_Input data_
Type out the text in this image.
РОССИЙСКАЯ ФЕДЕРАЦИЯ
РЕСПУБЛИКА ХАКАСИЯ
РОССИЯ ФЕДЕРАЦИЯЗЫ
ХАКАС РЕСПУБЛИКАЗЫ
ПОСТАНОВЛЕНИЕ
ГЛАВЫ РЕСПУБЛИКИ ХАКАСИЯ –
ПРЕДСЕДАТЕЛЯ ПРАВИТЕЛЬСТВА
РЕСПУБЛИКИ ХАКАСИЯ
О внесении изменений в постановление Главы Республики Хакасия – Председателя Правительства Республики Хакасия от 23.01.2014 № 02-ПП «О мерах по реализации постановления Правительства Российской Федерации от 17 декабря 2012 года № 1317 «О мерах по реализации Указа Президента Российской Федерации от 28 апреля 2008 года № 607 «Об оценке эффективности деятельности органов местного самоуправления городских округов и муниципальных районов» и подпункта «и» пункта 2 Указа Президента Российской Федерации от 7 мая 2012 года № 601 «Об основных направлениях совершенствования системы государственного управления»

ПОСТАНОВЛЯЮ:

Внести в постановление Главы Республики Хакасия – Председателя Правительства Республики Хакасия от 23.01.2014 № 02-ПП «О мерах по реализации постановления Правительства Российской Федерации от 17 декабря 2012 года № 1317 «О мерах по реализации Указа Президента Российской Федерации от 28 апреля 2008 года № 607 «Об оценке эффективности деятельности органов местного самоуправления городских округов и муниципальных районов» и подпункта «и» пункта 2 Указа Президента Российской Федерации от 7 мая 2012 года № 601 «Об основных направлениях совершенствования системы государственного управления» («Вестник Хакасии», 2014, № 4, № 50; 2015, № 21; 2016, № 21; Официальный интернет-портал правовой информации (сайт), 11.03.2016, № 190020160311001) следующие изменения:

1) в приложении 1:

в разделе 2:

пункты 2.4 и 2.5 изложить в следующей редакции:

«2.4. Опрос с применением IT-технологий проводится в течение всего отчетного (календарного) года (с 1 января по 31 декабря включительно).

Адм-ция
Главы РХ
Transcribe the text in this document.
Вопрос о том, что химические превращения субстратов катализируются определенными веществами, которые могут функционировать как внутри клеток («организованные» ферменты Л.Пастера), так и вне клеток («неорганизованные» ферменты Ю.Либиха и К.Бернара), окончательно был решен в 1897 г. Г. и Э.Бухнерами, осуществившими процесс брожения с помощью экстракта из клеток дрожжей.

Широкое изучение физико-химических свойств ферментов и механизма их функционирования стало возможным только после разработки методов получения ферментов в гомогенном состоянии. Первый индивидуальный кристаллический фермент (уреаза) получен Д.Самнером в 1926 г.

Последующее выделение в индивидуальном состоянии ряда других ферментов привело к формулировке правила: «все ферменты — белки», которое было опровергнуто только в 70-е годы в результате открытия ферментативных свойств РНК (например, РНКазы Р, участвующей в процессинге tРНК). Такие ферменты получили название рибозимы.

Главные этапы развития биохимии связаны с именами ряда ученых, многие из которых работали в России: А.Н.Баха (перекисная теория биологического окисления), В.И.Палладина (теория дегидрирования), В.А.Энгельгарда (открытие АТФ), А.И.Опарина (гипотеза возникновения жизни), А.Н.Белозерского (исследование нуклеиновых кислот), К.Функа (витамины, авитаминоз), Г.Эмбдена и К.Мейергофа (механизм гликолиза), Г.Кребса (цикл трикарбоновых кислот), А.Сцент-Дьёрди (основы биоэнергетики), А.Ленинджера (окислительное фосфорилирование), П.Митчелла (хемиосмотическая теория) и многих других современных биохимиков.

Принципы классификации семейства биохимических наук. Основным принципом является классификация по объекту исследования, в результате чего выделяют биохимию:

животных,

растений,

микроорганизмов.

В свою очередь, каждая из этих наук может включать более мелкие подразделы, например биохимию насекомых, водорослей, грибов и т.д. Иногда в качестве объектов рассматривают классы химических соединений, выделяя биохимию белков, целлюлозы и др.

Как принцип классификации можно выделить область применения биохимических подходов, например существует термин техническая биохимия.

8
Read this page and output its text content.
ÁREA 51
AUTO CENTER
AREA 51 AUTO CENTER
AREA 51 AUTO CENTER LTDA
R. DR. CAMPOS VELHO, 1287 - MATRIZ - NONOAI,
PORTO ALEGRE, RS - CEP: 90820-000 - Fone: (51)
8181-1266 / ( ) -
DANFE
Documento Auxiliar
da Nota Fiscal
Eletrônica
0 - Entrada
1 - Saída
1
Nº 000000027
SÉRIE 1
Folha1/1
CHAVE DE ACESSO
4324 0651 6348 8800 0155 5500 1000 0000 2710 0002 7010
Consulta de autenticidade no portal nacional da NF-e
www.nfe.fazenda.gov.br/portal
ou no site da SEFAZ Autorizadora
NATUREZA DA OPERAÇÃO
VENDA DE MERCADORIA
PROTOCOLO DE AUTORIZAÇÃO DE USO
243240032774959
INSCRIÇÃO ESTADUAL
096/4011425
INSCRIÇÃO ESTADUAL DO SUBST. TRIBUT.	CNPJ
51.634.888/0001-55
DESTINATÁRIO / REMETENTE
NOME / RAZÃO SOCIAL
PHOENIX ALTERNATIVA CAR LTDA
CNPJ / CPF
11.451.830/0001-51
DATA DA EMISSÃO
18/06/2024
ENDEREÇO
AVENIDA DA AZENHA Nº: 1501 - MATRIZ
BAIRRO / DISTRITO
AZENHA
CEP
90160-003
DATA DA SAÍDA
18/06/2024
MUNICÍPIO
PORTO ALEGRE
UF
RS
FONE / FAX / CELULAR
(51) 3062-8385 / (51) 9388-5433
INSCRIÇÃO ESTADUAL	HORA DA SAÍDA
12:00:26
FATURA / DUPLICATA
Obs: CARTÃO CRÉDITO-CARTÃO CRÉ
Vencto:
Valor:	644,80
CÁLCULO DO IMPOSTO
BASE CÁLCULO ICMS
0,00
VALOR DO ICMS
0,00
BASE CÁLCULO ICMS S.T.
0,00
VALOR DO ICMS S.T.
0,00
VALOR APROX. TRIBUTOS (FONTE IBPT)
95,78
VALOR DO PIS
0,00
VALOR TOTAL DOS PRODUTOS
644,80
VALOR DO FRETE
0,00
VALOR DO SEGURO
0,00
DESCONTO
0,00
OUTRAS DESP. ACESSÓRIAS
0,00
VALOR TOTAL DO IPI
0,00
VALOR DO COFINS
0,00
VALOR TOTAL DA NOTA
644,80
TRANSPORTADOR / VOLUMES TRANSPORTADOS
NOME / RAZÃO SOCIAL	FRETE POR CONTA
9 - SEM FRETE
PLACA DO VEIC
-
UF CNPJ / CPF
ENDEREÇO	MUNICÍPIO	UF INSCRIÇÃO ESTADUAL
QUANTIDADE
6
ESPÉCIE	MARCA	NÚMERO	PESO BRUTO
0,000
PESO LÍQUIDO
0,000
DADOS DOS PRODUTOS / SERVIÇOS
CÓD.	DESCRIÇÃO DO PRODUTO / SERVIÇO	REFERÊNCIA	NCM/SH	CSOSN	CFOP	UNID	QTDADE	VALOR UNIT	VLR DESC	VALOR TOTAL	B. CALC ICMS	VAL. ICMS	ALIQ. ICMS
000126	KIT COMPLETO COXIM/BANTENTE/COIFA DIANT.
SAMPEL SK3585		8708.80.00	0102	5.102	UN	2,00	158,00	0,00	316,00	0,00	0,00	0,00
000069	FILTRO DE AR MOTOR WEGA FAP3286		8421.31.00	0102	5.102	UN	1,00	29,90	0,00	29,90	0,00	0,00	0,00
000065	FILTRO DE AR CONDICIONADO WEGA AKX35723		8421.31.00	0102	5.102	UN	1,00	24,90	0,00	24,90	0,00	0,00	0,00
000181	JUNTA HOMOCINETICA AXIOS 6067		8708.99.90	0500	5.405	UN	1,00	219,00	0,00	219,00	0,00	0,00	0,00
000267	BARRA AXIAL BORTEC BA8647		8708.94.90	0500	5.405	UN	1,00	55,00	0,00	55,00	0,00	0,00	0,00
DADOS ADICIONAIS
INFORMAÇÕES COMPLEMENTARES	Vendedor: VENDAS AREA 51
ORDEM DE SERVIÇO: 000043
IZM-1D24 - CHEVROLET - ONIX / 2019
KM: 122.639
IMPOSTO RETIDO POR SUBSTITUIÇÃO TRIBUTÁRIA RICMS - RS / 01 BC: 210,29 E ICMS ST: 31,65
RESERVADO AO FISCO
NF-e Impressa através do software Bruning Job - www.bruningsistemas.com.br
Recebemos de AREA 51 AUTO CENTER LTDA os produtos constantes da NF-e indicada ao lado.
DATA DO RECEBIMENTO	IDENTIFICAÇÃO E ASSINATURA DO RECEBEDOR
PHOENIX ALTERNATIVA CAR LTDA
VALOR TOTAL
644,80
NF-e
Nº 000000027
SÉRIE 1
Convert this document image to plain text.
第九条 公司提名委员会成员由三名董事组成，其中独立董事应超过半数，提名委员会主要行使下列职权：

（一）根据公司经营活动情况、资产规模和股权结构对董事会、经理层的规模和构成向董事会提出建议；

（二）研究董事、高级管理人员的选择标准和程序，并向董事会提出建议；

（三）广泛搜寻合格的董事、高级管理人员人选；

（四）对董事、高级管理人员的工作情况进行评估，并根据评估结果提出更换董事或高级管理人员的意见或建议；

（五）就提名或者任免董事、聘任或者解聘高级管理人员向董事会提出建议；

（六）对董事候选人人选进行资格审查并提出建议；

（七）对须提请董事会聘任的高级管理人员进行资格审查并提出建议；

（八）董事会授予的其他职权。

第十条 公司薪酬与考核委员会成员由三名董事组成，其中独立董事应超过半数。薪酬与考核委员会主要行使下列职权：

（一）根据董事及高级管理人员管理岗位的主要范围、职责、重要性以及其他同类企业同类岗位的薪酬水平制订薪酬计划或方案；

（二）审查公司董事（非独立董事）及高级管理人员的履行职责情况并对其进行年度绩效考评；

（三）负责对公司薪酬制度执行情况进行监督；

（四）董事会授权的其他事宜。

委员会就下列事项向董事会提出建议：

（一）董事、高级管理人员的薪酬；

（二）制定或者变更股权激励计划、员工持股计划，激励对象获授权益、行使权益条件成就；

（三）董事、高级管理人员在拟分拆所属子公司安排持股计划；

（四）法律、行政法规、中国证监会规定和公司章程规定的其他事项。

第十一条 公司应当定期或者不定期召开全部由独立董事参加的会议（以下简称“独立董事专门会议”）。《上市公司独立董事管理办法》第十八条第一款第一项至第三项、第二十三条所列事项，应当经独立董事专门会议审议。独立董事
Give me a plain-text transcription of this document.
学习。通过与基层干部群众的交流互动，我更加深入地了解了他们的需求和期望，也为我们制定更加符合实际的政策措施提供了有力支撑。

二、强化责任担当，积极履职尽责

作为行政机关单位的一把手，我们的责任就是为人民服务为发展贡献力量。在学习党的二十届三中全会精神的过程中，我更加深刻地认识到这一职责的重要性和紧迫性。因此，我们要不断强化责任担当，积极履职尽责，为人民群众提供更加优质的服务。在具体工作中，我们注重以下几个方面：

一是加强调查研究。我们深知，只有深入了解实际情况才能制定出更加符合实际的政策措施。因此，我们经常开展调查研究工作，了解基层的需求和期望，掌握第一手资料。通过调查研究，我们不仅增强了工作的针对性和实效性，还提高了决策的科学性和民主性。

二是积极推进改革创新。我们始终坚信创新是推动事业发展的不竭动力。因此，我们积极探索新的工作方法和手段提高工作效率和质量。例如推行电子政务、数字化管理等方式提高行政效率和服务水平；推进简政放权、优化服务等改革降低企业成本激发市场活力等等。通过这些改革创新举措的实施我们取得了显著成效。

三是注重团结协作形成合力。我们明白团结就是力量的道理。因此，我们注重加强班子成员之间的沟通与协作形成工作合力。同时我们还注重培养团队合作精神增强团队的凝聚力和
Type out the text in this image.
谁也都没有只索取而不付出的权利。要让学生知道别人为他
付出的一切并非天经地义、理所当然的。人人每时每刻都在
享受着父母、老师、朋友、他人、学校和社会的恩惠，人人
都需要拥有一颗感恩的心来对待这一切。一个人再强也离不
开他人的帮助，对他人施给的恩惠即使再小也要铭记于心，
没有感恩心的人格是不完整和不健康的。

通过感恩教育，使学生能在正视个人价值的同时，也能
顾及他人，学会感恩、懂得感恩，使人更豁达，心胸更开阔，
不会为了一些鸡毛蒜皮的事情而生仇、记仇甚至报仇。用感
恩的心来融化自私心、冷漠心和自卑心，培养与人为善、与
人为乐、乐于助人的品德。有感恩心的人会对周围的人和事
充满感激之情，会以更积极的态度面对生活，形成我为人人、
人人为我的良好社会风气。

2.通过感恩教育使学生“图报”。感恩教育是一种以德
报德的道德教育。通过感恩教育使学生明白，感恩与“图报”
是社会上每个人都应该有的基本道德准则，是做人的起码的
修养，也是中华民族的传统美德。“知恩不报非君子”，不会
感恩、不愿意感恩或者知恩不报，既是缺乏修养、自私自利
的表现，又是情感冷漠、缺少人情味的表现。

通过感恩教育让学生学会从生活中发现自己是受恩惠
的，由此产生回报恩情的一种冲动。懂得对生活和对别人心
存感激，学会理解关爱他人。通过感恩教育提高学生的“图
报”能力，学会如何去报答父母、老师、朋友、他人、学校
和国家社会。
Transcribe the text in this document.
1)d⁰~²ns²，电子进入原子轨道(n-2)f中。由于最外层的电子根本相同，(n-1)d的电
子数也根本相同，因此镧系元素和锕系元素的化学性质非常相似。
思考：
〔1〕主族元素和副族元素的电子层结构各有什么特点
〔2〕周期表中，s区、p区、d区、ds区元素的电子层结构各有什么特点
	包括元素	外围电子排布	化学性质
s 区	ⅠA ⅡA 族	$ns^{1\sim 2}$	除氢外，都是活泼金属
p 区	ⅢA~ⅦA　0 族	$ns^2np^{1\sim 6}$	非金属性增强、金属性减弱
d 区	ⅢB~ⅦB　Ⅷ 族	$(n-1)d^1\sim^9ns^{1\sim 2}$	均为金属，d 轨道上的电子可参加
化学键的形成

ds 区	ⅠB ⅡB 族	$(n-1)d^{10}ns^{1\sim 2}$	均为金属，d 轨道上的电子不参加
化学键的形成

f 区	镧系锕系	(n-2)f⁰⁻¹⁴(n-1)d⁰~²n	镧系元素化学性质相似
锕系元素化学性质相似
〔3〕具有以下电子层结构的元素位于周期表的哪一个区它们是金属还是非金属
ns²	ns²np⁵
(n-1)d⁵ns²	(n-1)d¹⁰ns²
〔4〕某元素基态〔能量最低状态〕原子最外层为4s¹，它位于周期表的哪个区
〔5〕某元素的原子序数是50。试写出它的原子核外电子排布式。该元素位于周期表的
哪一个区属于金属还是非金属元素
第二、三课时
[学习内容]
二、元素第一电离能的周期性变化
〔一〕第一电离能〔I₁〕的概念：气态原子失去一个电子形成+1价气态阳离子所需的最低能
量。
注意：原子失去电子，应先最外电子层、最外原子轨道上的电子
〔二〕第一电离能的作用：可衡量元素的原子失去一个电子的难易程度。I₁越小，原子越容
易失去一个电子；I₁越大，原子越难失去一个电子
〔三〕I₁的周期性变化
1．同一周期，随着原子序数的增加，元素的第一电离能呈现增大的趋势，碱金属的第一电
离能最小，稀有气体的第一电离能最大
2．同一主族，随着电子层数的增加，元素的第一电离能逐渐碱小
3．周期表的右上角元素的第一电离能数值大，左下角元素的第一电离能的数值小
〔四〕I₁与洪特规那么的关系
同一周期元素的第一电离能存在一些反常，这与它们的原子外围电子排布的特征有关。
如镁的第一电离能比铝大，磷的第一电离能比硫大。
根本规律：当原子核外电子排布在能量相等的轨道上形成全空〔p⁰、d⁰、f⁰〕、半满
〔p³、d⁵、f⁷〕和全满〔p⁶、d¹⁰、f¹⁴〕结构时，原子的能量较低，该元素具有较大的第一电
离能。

_Exercise aim_
Reproduce every line from the entries that holds the word "государственного".

_Exercise result_
О внесении изменений в постановление Главы Республики Хакасия – Председателя Правительства Республики Хакасия от 23.01.2014 № 02-ПП «О мерах по реализации постановления Правительства Российской Федерации от 17 декабря 2012 года № 1317 «О мерах по реализации Указа Президента Российской Федерации от 28 апреля 2008 года № 607 «Об оценке эффективности деятельности органов местного самоуправления городских округов и муниципальных районов» и подпункта «и» пункта 2 Указа Президента Российской Федерации от 7 мая 2012 года № 601 «Об основных направлениях совершенствования системы государственного управления»
Внести в постановление Главы Республики Хакасия – Председателя Правительства Республики Хакасия от 23.01.2014 № 02-ПП «О мерах по реализации постановления Правительства Российской Федерации от 17 декабря 2012 года № 1317 «О мерах по реализации Указа Президента Российской Федерации от 28 апреля 2008 года № 607 «Об оценке эффективности деятельности органов местного самоуправления городских округов и муниципальных районов» и подпункта «и» пункта 2 Указа Президента Российской Федерации от 7 мая 2012 года № 601 «Об основных направлениях совершенствования системы государственного управления» («Вестник Хакасии», 2014, № 4, № 50; 2015, № 21; 2016, № 21; Официальный интернет-портал правовой информации (сайт), 11.03.2016, № 190020160311001) следующие изменения:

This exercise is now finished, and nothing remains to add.